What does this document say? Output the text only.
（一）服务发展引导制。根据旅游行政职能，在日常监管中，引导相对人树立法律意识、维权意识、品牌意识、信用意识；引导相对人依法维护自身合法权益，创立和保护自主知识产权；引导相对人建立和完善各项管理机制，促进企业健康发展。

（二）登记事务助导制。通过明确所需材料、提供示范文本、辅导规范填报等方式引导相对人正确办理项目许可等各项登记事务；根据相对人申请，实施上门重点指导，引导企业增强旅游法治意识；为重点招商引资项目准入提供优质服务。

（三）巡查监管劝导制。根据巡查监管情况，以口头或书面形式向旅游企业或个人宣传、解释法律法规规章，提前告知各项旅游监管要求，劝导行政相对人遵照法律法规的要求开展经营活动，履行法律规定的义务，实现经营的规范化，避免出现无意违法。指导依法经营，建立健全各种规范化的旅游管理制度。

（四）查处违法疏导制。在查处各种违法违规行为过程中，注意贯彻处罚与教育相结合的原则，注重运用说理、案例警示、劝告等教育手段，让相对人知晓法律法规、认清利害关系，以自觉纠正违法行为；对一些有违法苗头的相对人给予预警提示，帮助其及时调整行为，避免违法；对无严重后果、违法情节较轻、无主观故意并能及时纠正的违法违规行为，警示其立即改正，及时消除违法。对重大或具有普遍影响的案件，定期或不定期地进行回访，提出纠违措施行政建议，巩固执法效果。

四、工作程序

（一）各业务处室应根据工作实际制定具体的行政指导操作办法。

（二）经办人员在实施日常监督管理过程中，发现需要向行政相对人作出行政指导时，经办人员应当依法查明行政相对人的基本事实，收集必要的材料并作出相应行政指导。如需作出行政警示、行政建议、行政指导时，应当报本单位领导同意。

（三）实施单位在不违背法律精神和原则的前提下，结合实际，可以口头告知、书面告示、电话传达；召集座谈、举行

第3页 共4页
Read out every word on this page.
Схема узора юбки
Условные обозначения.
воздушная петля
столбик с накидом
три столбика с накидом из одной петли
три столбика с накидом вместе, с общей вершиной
══════
## Direction
Reproduce the records above exactly, starting with the line that contains "Read out every word on this page." and ending with the last line.

## Solution for this problem
Read out every word on this page.
Схема узора юбки
Условные обозначения.
воздушная петля
столбик с накидом
три столбика с накидом из одной петли
три столбика с накидом вместе, с общей вершиной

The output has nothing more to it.